Exercise aim: Locate every line in the material below that has the word "going". Copy each of those lines.
_ _ _ _
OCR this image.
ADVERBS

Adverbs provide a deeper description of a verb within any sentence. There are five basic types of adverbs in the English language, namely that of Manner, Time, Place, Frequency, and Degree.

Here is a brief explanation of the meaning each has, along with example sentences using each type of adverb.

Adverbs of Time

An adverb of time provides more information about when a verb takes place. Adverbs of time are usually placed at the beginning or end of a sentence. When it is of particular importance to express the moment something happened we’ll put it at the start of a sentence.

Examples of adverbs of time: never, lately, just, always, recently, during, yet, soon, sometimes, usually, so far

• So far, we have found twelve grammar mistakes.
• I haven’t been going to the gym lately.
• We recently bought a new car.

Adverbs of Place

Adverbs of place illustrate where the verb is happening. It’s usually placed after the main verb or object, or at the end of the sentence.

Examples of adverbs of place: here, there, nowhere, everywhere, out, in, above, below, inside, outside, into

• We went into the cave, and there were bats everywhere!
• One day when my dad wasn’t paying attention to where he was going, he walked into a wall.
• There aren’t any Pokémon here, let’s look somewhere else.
_ _ _ _
Task solution:
• I haven’t been going to the gym lately.
• One day when my dad wasn’t paying attention to where he was going, he walked into a wall.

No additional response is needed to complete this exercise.